Do this: Below are the entries; count the lines in them that contain the word "title" and give only the number.

- - - -

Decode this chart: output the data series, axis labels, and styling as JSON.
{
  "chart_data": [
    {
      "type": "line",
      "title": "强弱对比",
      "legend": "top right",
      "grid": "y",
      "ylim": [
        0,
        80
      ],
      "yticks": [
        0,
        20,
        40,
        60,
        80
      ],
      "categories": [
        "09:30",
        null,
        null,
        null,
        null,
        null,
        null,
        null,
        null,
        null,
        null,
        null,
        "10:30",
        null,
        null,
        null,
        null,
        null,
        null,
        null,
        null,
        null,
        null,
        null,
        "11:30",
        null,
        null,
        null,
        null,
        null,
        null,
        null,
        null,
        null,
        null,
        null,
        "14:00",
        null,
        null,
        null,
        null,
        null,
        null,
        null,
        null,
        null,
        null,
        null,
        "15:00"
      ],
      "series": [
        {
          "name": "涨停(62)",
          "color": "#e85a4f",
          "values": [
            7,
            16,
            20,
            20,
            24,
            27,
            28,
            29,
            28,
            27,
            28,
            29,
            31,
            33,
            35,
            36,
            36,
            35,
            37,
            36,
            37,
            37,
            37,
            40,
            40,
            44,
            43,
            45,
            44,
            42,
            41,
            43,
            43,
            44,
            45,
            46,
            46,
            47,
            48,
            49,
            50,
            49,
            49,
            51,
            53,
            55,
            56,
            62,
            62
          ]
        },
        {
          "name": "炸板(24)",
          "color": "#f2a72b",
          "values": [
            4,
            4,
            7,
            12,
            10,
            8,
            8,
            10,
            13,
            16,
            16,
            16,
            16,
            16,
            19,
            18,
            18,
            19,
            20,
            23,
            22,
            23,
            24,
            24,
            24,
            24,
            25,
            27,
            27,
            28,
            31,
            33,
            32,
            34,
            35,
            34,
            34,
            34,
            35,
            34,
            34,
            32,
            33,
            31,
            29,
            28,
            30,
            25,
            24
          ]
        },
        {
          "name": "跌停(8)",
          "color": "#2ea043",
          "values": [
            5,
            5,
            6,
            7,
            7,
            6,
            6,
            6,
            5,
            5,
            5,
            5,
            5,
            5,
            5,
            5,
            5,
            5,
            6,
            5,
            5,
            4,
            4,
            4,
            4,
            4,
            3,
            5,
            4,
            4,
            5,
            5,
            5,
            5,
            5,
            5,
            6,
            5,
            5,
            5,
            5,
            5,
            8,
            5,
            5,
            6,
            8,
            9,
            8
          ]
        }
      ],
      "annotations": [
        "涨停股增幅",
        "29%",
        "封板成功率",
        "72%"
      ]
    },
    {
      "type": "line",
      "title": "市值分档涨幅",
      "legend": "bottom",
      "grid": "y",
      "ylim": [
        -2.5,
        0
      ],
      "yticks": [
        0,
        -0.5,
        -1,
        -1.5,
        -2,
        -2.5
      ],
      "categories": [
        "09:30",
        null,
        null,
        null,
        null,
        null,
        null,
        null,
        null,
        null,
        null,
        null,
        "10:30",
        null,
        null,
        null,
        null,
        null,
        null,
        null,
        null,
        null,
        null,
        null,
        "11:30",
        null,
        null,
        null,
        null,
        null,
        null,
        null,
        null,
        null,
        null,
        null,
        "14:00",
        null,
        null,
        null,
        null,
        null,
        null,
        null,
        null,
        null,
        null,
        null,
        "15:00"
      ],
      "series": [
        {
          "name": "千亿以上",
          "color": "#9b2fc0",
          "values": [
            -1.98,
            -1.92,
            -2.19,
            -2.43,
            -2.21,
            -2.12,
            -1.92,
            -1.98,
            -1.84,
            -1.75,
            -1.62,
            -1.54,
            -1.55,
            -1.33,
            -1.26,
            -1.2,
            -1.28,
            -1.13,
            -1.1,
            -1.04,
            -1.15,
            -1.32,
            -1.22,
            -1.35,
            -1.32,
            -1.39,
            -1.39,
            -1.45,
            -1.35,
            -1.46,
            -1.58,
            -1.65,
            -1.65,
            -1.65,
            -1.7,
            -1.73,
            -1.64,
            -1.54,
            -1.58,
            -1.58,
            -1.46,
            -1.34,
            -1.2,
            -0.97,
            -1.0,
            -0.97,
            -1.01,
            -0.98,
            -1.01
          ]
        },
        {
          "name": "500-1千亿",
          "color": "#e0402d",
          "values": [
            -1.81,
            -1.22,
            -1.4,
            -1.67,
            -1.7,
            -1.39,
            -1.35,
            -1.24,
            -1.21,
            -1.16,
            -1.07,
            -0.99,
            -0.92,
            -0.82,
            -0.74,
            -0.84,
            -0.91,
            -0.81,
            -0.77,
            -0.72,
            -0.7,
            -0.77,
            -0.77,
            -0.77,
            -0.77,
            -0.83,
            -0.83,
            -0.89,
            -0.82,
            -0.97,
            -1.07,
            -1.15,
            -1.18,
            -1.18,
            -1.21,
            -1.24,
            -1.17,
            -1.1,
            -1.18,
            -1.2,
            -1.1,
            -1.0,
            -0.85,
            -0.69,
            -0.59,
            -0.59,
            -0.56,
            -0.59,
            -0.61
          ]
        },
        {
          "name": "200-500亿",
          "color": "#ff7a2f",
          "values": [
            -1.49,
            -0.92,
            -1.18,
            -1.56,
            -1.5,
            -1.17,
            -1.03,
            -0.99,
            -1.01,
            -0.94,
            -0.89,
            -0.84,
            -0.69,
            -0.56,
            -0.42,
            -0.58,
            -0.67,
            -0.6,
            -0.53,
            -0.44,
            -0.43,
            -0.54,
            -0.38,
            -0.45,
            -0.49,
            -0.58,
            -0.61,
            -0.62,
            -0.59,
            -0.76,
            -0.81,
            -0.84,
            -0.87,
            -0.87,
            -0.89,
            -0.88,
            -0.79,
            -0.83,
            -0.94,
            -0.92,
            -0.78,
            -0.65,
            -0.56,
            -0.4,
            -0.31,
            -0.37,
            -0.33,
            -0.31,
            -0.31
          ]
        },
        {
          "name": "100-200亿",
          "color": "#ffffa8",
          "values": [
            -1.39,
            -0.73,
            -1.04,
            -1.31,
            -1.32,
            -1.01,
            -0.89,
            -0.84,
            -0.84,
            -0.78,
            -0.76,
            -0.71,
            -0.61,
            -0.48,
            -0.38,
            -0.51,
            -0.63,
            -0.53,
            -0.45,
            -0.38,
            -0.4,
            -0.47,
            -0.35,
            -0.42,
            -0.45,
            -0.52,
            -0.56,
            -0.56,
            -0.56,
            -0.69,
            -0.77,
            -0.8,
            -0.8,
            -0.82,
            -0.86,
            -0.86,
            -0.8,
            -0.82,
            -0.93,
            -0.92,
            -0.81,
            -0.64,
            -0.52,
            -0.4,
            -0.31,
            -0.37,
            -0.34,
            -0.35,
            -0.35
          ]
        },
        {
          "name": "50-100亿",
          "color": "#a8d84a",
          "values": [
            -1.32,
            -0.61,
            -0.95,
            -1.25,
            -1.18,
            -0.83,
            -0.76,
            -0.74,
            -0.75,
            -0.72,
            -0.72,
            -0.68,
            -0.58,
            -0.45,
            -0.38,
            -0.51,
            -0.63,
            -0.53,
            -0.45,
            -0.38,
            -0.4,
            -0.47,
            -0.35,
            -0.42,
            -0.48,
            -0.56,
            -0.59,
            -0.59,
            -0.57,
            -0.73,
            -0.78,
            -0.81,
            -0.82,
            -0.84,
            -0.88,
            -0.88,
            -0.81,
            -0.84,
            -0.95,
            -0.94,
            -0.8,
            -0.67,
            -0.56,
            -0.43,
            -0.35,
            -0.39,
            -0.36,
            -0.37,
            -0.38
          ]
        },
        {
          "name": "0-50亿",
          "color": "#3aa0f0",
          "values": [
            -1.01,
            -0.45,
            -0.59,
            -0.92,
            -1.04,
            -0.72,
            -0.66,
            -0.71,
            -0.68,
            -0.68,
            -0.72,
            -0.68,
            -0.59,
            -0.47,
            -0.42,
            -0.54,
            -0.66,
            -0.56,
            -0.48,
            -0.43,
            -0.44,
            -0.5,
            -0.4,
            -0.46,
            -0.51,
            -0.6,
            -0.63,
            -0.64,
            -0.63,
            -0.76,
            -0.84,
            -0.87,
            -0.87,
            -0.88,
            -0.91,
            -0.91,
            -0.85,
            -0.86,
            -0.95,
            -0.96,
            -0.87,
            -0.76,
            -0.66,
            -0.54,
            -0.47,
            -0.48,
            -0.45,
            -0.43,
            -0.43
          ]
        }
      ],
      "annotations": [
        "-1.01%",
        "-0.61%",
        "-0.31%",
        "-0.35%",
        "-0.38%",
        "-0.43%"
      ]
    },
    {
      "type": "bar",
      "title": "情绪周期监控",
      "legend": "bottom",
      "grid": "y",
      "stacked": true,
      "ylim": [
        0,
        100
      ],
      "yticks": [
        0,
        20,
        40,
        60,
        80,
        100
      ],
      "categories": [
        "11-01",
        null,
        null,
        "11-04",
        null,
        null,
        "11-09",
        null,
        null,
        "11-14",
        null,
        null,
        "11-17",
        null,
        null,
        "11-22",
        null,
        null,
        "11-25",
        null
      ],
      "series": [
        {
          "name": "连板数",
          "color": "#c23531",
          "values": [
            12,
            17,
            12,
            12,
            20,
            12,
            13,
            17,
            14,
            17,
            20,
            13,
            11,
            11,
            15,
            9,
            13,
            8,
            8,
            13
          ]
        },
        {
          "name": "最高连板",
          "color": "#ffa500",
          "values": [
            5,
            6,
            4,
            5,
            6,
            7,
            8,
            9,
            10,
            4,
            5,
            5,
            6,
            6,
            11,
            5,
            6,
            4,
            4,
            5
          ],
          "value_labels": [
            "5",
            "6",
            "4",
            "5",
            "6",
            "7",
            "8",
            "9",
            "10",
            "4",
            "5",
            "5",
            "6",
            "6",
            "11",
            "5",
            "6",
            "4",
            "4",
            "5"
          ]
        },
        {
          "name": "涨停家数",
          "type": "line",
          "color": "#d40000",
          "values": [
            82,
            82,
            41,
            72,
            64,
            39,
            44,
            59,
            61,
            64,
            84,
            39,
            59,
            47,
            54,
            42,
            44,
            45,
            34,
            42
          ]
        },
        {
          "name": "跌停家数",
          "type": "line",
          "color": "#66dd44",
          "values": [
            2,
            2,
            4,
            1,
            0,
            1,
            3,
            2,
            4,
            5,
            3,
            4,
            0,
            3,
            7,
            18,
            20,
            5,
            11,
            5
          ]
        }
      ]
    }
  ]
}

- - - -

Reply to the exercise: 3